From the entries below, say how many lines carry the word "競馬クラスターAI", and give nothing but the number.
** Start Available records **
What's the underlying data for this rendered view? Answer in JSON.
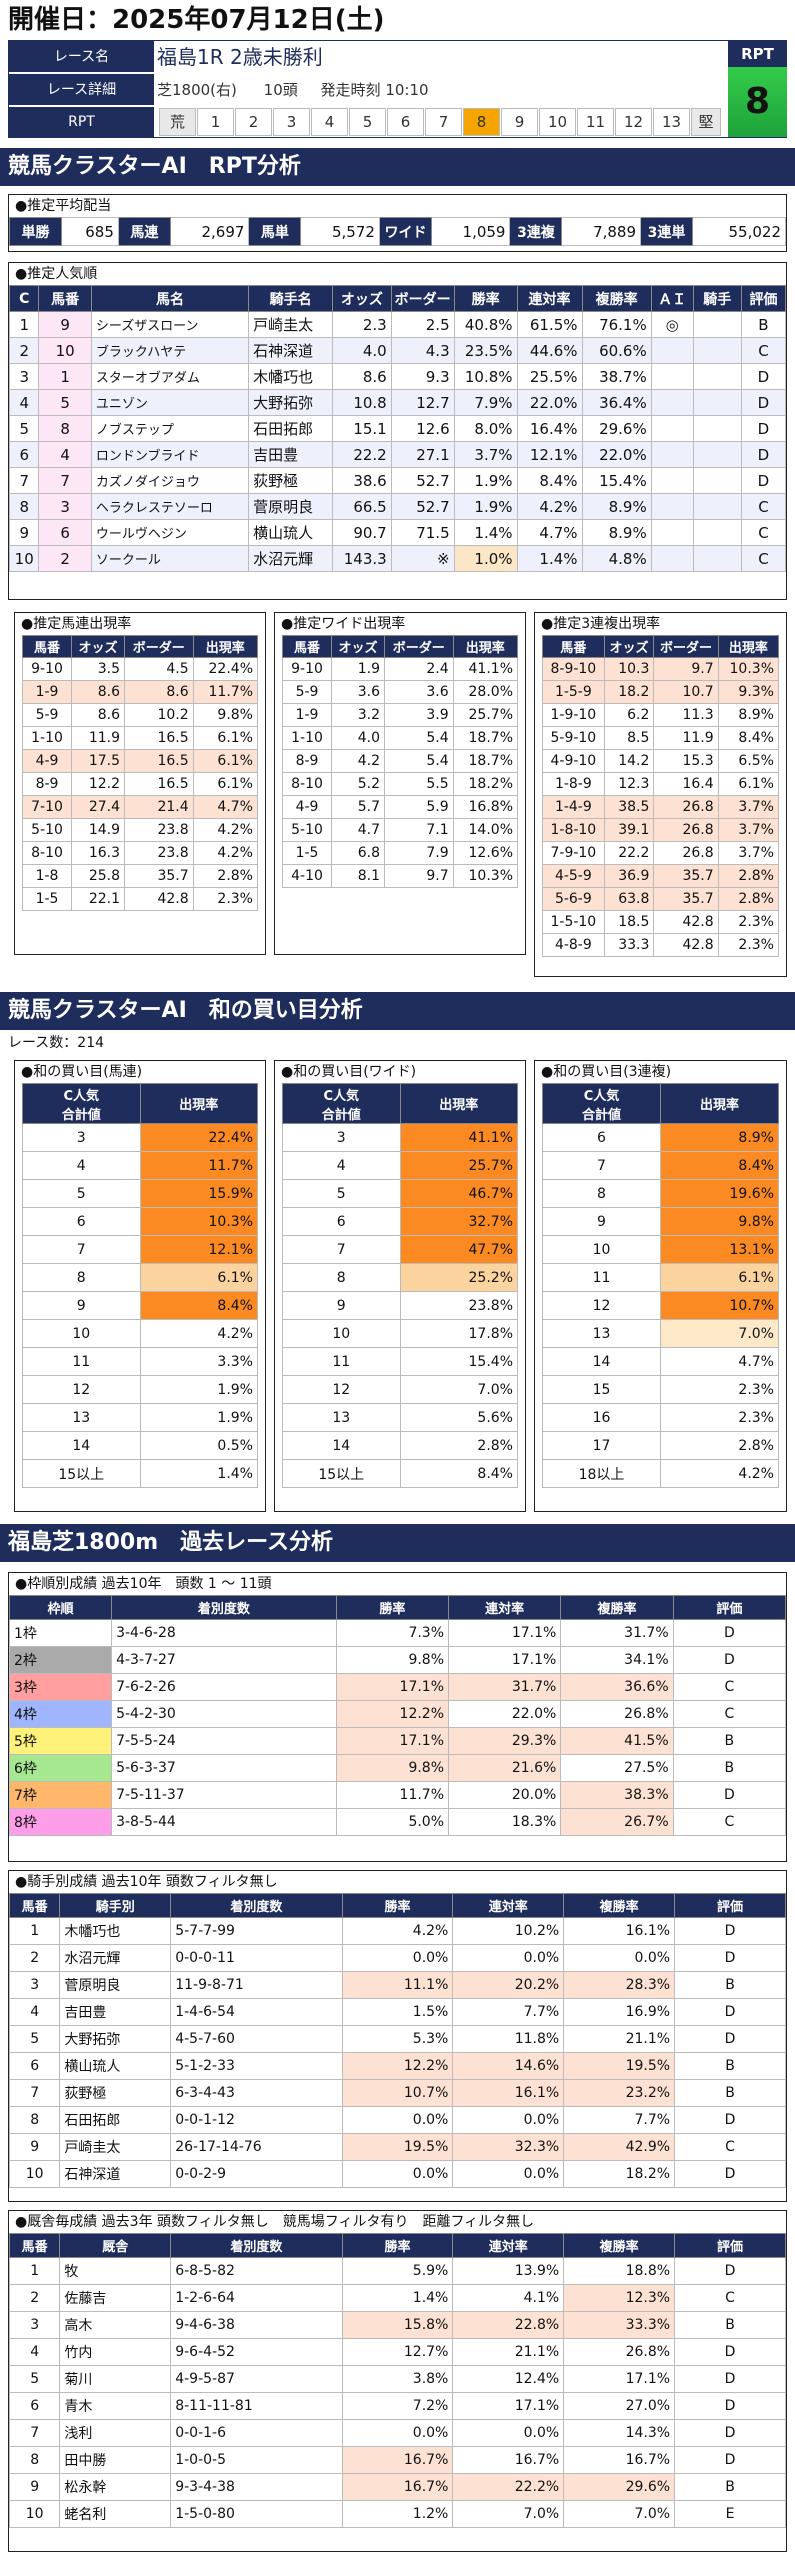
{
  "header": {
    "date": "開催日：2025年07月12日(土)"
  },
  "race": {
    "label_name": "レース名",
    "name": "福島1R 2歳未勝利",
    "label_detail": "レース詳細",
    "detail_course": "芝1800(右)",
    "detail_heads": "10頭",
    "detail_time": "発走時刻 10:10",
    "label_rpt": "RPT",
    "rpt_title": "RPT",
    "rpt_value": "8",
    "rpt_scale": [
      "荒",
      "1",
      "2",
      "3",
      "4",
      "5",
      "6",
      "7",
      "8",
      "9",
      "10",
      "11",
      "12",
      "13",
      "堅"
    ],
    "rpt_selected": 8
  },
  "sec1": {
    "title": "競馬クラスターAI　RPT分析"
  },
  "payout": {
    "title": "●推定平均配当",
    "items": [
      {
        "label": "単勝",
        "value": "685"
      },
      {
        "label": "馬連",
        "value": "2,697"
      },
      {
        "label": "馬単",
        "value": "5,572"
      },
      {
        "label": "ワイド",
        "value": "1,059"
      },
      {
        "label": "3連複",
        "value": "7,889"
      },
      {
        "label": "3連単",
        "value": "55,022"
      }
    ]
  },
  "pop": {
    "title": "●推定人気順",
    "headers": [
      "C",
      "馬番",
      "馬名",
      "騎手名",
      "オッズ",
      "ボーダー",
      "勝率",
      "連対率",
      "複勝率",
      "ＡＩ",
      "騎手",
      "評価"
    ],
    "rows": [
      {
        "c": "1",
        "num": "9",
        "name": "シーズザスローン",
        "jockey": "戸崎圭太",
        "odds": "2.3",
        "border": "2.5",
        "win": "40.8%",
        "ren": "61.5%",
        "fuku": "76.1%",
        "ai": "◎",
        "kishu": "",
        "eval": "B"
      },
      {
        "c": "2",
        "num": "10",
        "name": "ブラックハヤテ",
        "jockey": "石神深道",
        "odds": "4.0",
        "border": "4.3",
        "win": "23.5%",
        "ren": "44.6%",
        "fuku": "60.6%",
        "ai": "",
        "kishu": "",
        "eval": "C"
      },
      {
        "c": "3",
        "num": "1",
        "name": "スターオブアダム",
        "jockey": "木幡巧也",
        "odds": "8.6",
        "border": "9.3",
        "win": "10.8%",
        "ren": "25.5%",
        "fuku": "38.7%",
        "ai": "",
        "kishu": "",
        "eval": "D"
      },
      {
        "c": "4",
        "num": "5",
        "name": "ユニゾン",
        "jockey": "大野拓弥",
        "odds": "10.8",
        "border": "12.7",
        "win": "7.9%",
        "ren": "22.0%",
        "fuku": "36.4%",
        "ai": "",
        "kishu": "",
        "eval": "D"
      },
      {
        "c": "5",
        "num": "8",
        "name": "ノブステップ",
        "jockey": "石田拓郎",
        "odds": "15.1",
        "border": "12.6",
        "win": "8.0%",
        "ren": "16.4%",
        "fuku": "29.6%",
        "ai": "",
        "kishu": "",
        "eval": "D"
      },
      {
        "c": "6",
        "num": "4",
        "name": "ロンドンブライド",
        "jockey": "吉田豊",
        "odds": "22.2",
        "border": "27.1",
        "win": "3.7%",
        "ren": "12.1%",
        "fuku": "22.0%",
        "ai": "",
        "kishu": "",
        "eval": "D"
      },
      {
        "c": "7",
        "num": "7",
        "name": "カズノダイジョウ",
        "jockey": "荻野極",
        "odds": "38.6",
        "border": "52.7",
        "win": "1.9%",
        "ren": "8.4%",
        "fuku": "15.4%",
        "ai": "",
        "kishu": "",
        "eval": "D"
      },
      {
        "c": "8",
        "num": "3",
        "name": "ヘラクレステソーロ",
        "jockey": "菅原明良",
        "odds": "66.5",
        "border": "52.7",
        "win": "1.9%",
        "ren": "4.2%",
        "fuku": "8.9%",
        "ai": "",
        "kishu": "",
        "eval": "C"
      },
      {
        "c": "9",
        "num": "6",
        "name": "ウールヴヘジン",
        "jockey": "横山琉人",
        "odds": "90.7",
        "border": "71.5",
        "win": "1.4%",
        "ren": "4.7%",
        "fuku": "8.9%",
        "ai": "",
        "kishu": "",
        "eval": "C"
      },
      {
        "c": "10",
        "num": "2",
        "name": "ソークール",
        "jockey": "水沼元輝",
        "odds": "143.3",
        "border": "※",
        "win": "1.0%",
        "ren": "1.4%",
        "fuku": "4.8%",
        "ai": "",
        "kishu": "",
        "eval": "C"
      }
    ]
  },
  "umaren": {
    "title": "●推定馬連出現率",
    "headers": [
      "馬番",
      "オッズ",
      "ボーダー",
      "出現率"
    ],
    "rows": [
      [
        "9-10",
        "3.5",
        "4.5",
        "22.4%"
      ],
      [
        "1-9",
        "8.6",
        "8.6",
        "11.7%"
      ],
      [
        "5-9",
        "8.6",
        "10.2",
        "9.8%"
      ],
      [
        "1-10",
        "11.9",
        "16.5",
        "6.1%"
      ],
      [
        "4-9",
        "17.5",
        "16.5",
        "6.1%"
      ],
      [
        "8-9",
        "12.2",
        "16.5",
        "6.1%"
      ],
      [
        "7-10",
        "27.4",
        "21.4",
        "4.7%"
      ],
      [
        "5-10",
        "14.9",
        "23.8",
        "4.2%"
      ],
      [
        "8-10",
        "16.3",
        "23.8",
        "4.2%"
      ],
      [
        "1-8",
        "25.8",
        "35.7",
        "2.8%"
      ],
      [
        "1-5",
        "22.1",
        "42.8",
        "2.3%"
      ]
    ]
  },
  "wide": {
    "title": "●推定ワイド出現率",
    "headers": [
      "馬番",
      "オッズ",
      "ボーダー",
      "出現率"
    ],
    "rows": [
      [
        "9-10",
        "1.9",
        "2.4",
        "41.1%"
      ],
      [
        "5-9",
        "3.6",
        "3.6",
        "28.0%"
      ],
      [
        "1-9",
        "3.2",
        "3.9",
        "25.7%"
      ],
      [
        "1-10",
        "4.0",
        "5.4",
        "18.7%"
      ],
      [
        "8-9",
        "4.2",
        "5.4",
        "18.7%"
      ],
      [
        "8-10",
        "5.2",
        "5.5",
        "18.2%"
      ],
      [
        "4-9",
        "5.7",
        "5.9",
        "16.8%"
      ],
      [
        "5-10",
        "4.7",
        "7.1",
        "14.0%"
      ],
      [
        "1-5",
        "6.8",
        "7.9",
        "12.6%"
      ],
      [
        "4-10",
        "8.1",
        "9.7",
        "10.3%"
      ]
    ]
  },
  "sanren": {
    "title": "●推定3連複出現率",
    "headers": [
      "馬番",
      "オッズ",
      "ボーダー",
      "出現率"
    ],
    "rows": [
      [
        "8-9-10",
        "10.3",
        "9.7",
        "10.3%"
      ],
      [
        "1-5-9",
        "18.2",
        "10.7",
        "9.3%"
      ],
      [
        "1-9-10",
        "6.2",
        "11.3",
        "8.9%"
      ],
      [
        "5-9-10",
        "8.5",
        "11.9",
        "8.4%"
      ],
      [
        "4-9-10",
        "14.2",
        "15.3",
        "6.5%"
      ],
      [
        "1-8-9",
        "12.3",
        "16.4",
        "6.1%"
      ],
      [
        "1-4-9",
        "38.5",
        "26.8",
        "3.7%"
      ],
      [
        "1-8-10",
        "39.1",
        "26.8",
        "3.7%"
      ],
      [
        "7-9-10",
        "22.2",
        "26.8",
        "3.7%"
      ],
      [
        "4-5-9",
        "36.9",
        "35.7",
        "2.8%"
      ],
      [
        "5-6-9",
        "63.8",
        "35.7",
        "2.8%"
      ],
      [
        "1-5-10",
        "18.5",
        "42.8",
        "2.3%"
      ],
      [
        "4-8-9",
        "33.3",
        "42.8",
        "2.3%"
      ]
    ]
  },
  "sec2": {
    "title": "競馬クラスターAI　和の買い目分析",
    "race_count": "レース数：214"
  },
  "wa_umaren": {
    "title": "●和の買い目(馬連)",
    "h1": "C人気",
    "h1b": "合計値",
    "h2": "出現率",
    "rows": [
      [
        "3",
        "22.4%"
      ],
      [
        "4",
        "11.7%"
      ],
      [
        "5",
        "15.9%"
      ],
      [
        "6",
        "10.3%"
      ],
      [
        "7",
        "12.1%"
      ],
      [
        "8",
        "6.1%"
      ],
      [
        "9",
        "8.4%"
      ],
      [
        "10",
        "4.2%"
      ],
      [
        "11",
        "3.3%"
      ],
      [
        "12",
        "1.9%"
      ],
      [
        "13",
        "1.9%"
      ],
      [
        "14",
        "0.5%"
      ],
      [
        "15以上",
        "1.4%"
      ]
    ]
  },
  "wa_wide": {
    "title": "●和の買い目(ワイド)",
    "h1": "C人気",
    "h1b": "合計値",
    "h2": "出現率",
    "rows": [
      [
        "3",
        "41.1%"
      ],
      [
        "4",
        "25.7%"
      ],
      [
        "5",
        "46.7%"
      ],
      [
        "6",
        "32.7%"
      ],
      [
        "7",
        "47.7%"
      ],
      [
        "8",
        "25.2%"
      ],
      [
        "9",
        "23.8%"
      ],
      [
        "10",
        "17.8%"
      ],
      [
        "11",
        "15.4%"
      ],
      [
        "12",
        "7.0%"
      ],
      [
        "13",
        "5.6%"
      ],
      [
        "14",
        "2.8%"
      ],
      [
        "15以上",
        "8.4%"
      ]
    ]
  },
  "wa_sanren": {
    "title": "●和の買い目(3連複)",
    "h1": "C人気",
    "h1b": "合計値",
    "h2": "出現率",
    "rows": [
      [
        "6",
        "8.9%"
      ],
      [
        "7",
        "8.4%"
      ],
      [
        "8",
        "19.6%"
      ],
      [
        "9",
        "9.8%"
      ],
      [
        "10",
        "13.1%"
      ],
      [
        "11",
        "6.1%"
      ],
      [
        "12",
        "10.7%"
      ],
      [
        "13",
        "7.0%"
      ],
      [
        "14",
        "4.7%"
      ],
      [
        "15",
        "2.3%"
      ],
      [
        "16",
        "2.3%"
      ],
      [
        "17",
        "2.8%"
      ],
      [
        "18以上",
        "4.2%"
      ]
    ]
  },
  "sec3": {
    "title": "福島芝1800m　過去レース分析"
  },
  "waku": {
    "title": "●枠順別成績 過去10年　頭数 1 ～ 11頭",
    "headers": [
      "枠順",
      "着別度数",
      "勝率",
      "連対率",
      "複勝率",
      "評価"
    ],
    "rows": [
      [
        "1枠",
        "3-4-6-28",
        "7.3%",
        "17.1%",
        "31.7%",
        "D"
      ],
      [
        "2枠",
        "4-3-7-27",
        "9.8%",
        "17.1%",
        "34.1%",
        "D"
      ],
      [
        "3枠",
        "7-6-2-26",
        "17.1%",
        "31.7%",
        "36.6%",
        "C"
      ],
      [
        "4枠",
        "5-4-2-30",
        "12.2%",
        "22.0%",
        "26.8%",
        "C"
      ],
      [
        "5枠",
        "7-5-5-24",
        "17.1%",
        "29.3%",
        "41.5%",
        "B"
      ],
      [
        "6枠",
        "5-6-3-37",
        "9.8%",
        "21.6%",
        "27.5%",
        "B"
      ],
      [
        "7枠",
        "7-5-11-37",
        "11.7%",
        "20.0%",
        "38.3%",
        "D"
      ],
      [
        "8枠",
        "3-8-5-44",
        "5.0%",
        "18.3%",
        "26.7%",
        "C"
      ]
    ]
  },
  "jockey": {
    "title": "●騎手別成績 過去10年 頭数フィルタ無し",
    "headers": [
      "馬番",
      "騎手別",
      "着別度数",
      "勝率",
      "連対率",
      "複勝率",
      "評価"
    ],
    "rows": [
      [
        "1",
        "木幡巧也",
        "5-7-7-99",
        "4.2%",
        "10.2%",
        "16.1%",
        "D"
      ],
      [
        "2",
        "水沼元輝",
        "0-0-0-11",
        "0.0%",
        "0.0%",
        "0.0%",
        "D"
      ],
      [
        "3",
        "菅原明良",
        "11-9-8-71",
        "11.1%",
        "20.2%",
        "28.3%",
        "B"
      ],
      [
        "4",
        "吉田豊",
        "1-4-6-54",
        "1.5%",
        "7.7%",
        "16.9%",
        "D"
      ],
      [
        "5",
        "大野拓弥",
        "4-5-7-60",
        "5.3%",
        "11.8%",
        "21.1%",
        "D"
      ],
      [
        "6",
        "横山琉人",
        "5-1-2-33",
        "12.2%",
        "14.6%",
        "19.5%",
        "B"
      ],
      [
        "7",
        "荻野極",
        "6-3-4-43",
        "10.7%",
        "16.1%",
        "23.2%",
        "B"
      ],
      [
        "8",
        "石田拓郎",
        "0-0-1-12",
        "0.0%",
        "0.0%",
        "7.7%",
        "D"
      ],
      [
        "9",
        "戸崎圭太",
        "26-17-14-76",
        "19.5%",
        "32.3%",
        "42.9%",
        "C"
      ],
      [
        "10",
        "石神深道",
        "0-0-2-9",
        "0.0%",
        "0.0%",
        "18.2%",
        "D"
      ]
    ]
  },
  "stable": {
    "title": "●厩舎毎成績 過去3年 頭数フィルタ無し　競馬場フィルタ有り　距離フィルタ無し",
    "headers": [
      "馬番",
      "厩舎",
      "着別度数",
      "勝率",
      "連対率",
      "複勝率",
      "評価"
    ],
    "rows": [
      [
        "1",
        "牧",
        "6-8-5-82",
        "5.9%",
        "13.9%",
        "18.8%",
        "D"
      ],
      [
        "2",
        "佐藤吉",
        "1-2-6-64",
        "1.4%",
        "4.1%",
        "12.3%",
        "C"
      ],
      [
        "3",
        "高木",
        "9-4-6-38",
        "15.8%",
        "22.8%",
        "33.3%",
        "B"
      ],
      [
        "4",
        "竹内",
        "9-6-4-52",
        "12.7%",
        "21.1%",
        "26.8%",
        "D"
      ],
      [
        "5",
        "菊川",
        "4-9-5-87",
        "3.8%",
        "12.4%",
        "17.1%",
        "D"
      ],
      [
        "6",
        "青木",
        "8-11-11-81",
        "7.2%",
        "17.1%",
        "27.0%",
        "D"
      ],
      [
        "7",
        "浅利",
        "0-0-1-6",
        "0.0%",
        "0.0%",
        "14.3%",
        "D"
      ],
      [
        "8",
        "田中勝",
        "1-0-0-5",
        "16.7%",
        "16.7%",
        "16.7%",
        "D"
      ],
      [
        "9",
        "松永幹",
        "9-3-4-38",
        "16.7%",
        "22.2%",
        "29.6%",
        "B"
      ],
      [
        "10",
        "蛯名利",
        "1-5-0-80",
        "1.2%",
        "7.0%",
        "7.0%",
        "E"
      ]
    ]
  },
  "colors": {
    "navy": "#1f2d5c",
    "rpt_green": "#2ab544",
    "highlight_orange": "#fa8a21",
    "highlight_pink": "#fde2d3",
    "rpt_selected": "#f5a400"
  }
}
** End Available records **
# Output below:
2